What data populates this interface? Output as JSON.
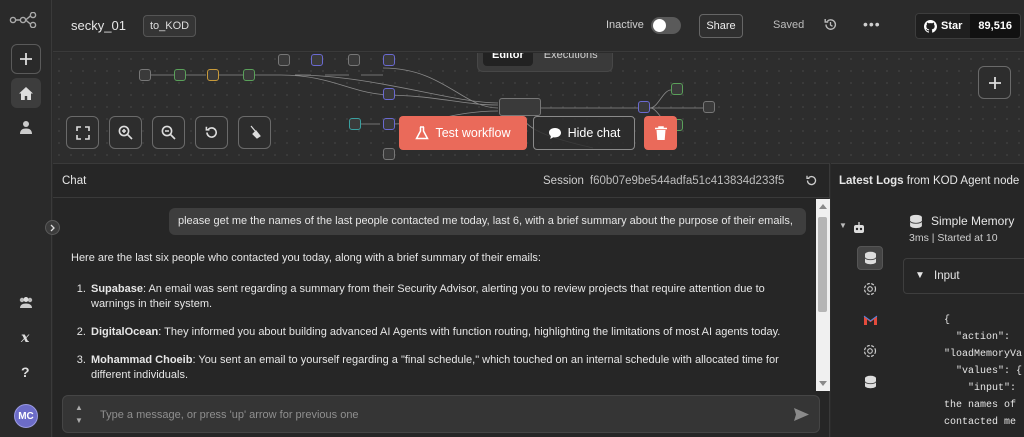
{
  "app": {
    "workflow_name": "secky_01",
    "tag": "to_KOD",
    "status_label": "Inactive",
    "share_label": "Share",
    "saved_label": "Saved",
    "github_star_label": "Star",
    "github_star_count": "89,516",
    "accent_color": "#ea6a5a"
  },
  "canvas": {
    "tabs": [
      {
        "label": "Editor",
        "active": true
      },
      {
        "label": "Executions",
        "active": false
      }
    ],
    "test_workflow_label": "Test workflow",
    "hide_chat_label": "Hide chat"
  },
  "chat": {
    "title": "Chat",
    "session_label": "Session",
    "session_id": "f60b07e9be544adfa51c413834d233f5",
    "user_message": "please get me the names of the last people contacted me today, last 6, with a brief summary about the purpose of their emails,",
    "bot_intro": "Here are the last six people who contacted you today, along with a brief summary of their emails:",
    "items": [
      {
        "num": "1.",
        "name": "Supabase",
        "text": ": An email was sent regarding a summary from their Security Advisor, alerting you to review projects that require attention due to warnings in their system."
      },
      {
        "num": "2.",
        "name": "DigitalOcean",
        "text": ": They informed you about building advanced AI Agents with function routing, highlighting the limitations of most AI agents today."
      },
      {
        "num": "3.",
        "name": "Mohammad Choeib",
        "text": ": You sent an email to yourself regarding a \"final schedule,\" which touched on an internal schedule with allocated time for different individuals."
      }
    ],
    "input_placeholder": "Type a message, or press 'up' arrow for previous one"
  },
  "logs": {
    "title_prefix": "Latest Logs",
    "title_suffix": "from KOD Agent node",
    "node_name": "Simple Memory",
    "duration": "3ms",
    "started": "Started at 10",
    "input_label": "Input",
    "json_lines": [
      "{",
      "  \"action\":",
      "\"loadMemoryVa",
      "  \"values\": {",
      "    \"input\":",
      "the names of",
      "contacted me"
    ]
  }
}
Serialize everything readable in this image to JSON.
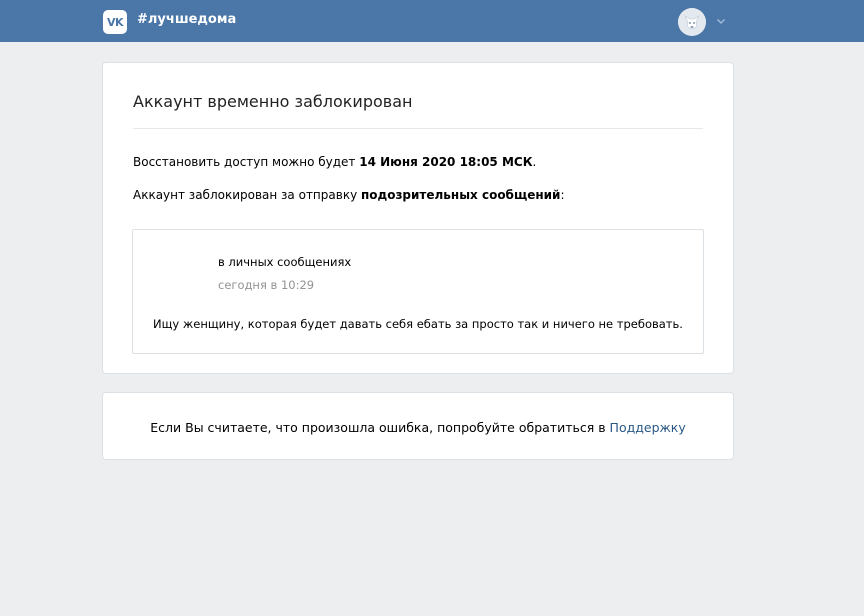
{
  "header": {
    "logo_text": "VK",
    "brand": "#лучшедома",
    "logo_icon": "vk-logo-icon",
    "avatar_icon": "dog-avatar-icon",
    "menu_icon": "chevron-down-icon"
  },
  "block": {
    "title": "Аккаунт временно заблокирован",
    "restore_prefix": "Восстановить доступ можно будет ",
    "restore_date": "14 Июня 2020 18:05 МСК",
    "restore_suffix": ".",
    "reason_prefix": "Аккаунт заблокирован за отправку ",
    "reason_bold": "подозрительных сообщений",
    "reason_suffix": ":"
  },
  "message": {
    "place": "в личных сообщениях",
    "time": "сегодня в 10:29",
    "text": "Ищу женщину, которая будет давать себя ебать за просто так и ничего не требовать."
  },
  "support": {
    "text": "Если Вы считаете, что произошла ошибка, попробуйте обратиться в ",
    "link": "Поддержку"
  },
  "colors": {
    "header_bg": "#4a76a8",
    "page_bg": "#edeef0",
    "link": "#2a5885",
    "muted": "#939393"
  }
}
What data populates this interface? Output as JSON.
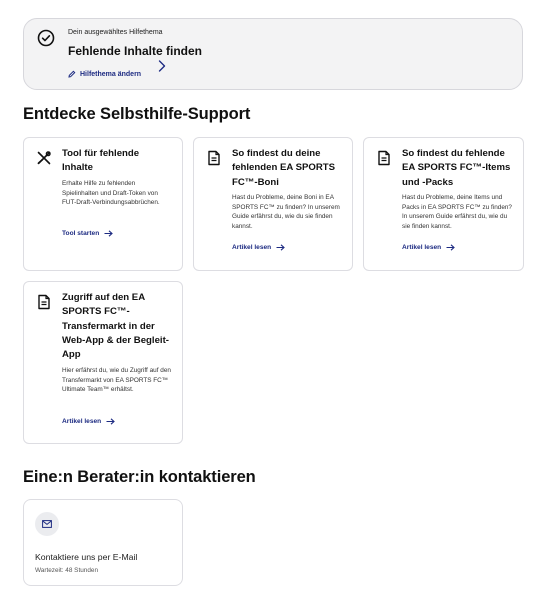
{
  "topic": {
    "small_label": "Dein ausgewähltes Hilfethema",
    "title": "Fehlende Inhalte finden",
    "change_link": "Hilfethema ändern"
  },
  "selfhelp": {
    "heading": "Entdecke Selbsthilfe-Support",
    "cards": [
      {
        "icon": "tools-icon",
        "title": "Tool für fehlende Inhalte",
        "description": "Erhalte Hilfe zu fehlenden Spielinhalten und Draft-Token von FUT-Draft-Verbindungsabbrüchen.",
        "cta": "Tool starten"
      },
      {
        "icon": "document-icon",
        "title": "So findest du deine fehlenden EA SPORTS FC™-Boni",
        "description": "Hast du Probleme, deine Boni in EA SPORTS FC™ zu finden? In unserem Guide erfährst du, wie du sie finden kannst.",
        "cta": "Artikel lesen"
      },
      {
        "icon": "document-icon",
        "title": "So findest du fehlende EA SPORTS FC™-Items und -Packs",
        "description": "Hast du Probleme, deine Items und Packs in EA SPORTS FC™ zu finden? In unserem Guide erfährst du, wie du sie finden kannst.",
        "cta": "Artikel lesen"
      },
      {
        "icon": "document-icon",
        "title": "Zugriff auf den EA SPORTS FC™-Transfermarkt in der Web-App & der Begleit-App",
        "description": "Hier erfährst du, wie du Zugriff auf den Transfermarkt von EA SPORTS FC™ Ultimate Team™ erhältst.",
        "cta": "Artikel lesen"
      }
    ]
  },
  "contact": {
    "heading": "Eine:n Berater:in kontaktieren",
    "email_label": "Kontaktiere uns per E-Mail",
    "wait_time": "Wartezeit: 48 Stunden"
  },
  "colors": {
    "link": "#1d2b82",
    "card_border": "#dddde2",
    "topic_bg": "#f3f3f4"
  }
}
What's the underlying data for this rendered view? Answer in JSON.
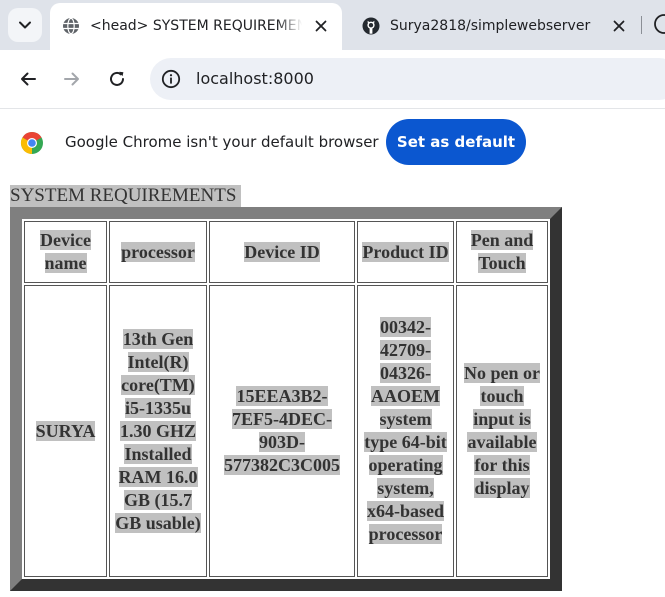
{
  "browser": {
    "tabs": [
      {
        "title": "<head> SYSTEM REQUIREMENTS",
        "active": true,
        "favicon": "globe-icon"
      },
      {
        "title": "Surya2818/simplewebserver",
        "active": false,
        "favicon": "github-icon"
      }
    ],
    "address_bar": {
      "url": "localhost:8000"
    },
    "infobar": {
      "message": "Google Chrome isn't your default browser",
      "button_label": "Set as default"
    }
  },
  "page": {
    "heading": "SYSTEM REQUIREMENTS",
    "table": {
      "headers": [
        "Device name",
        "processor",
        "Device ID",
        "Product ID",
        "Pen and Touch"
      ],
      "rows": [
        [
          "SURYA",
          "13th Gen Intel(R) core(TM) i5-1335u 1.30 GHZ Installed RAM 16.0 GB (15.7 GB usable)",
          "15EEA3B2-7EF5-4DEC-903D-577382C3C005",
          "00342-42709-04326-AAOEM system type 64-bit operating system, x64-based processor",
          "No pen or touch input is available for this display"
        ]
      ]
    }
  },
  "colors": {
    "tab_strip": "#dfe3ea",
    "omnibox": "#edf0f6",
    "primary_button": "#0b57d0",
    "text_highlight": "#c0c0c0",
    "table_border_light": "#7f7f7f",
    "table_border_dark": "#333333"
  }
}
==============================
Above are records with pictures; repeat the records exactly and leave the pictures out.

What data populates this interface? Output as JSON.
{
  "app": {
    "workflow_name": "secky_01",
    "tag": "to_KOD",
    "status_label": "Inactive",
    "share_label": "Share",
    "saved_label": "Saved",
    "github_star_label": "Star",
    "github_star_count": "89,516",
    "accent_color": "#ea6a5a"
  },
  "canvas": {
    "tabs": [
      {
        "label": "Editor",
        "active": true
      },
      {
        "label": "Executions",
        "active": false
      }
    ],
    "test_workflow_label": "Test workflow",
    "hide_chat_label": "Hide chat"
  },
  "chat": {
    "title": "Chat",
    "session_label": "Session",
    "session_id": "f60b07e9be544adfa51c413834d233f5",
    "user_message": "please get me the names of the last people contacted me today, last 6, with a brief summary about the purpose of their emails,",
    "bot_intro": "Here are the last six people who contacted you today, along with a brief summary of their emails:",
    "items": [
      {
        "num": "1.",
        "name": "Supabase",
        "text": ": An email was sent regarding a summary from their Security Advisor, alerting you to review projects that require attention due to warnings in their system."
      },
      {
        "num": "2.",
        "name": "DigitalOcean",
        "text": ": They informed you about building advanced AI Agents with function routing, highlighting the limitations of most AI agents today."
      },
      {
        "num": "3.",
        "name": "Mohammad Choeib",
        "text": ": You sent an email to yourself regarding a \"final schedule,\" which touched on an internal schedule with allocated time for different individuals."
      }
    ],
    "input_placeholder": "Type a message, or press 'up' arrow for previous one"
  },
  "logs": {
    "title_prefix": "Latest Logs",
    "title_suffix": "from KOD Agent node",
    "node_name": "Simple Memory",
    "duration": "3ms",
    "started": "Started at 10",
    "input_label": "Input",
    "json_lines": [
      "{",
      "  \"action\":",
      "\"loadMemoryVa",
      "  \"values\": {",
      "    \"input\":",
      "the names of",
      "contacted me"
    ]
  }
}
Serialize everything readable in this image to JSON.
{
  "header": {
    "logo_text": "VK",
    "brand": "#лучшедома",
    "logo_icon": "vk-logo-icon",
    "avatar_icon": "dog-avatar-icon",
    "menu_icon": "chevron-down-icon"
  },
  "block": {
    "title": "Аккаунт временно заблокирован",
    "restore_prefix": "Восстановить доступ можно будет ",
    "restore_date": "14 Июня 2020 18:05 МСК",
    "restore_suffix": ".",
    "reason_prefix": "Аккаунт заблокирован за отправку ",
    "reason_bold": "подозрительных сообщений",
    "reason_suffix": ":"
  },
  "message": {
    "place": "в личных сообщениях",
    "time": "сегодня в 10:29",
    "text": "Ищу женщину, которая будет давать себя ебать за просто так и ничего не требовать."
  },
  "support": {
    "text": "Если Вы считаете, что произошла ошибка, попробуйте обратиться в ",
    "link": "Поддержку"
  },
  "colors": {
    "header_bg": "#4a76a8",
    "page_bg": "#edeef0",
    "link": "#2a5885",
    "muted": "#939393"
  }
}
What data populates this interface? Output as JSON.
{
  "topic": {
    "small_label": "Dein ausgewähltes Hilfethema",
    "title": "Fehlende Inhalte finden",
    "change_link": "Hilfethema ändern"
  },
  "selfhelp": {
    "heading": "Entdecke Selbsthilfe-Support",
    "cards": [
      {
        "icon": "tools-icon",
        "title": "Tool für fehlende Inhalte",
        "description": "Erhalte Hilfe zu fehlenden Spielinhalten und Draft-Token von FUT-Draft-Verbindungsabbrüchen.",
        "cta": "Tool starten"
      },
      {
        "icon": "document-icon",
        "title": "So findest du deine fehlenden EA SPORTS FC™-Boni",
        "description": "Hast du Probleme, deine Boni in EA SPORTS FC™ zu finden? In unserem Guide erfährst du, wie du sie finden kannst.",
        "cta": "Artikel lesen"
      },
      {
        "icon": "document-icon",
        "title": "So findest du fehlende EA SPORTS FC™-Items und -Packs",
        "description": "Hast du Probleme, deine Items und Packs in EA SPORTS FC™ zu finden? In unserem Guide erfährst du, wie du sie finden kannst.",
        "cta": "Artikel lesen"
      },
      {
        "icon": "document-icon",
        "title": "Zugriff auf den EA SPORTS FC™-Transfermarkt in der Web-App & der Begleit-App",
        "description": "Hier erfährst du, wie du Zugriff auf den Transfermarkt von EA SPORTS FC™ Ultimate Team™ erhältst.",
        "cta": "Artikel lesen"
      }
    ]
  },
  "contact": {
    "heading": "Eine:n Berater:in kontaktieren",
    "email_label": "Kontaktiere uns per E-Mail",
    "wait_time": "Wartezeit: 48 Stunden"
  },
  "colors": {
    "link": "#1d2b82",
    "card_border": "#dddde2",
    "topic_bg": "#f3f3f4"
  }
}
What's the underlying data for this rendered view? Answer in JSON.
{
  "browser": {
    "tabs": [
      {
        "title": "<head> SYSTEM REQUIREMENTS",
        "active": true,
        "favicon": "globe-icon"
      },
      {
        "title": "Surya2818/simplewebserver",
        "active": false,
        "favicon": "github-icon"
      }
    ],
    "address_bar": {
      "url": "localhost:8000"
    },
    "infobar": {
      "message": "Google Chrome isn't your default browser",
      "button_label": "Set as default"
    }
  },
  "page": {
    "heading": "SYSTEM REQUIREMENTS",
    "table": {
      "headers": [
        "Device name",
        "processor",
        "Device ID",
        "Product ID",
        "Pen and Touch"
      ],
      "rows": [
        [
          "SURYA",
          "13th Gen Intel(R) core(TM) i5-1335u 1.30 GHZ Installed RAM 16.0 GB (15.7 GB usable)",
          "15EEA3B2-7EF5-4DEC-903D-577382C3C005",
          "00342-42709-04326-AAOEM system type 64-bit operating system, x64-based processor",
          "No pen or touch input is available for this display"
        ]
      ]
    }
  },
  "colors": {
    "tab_strip": "#dfe3ea",
    "omnibox": "#edf0f6",
    "primary_button": "#0b57d0",
    "text_highlight": "#c0c0c0",
    "table_border_light": "#7f7f7f",
    "table_border_dark": "#333333"
  }
}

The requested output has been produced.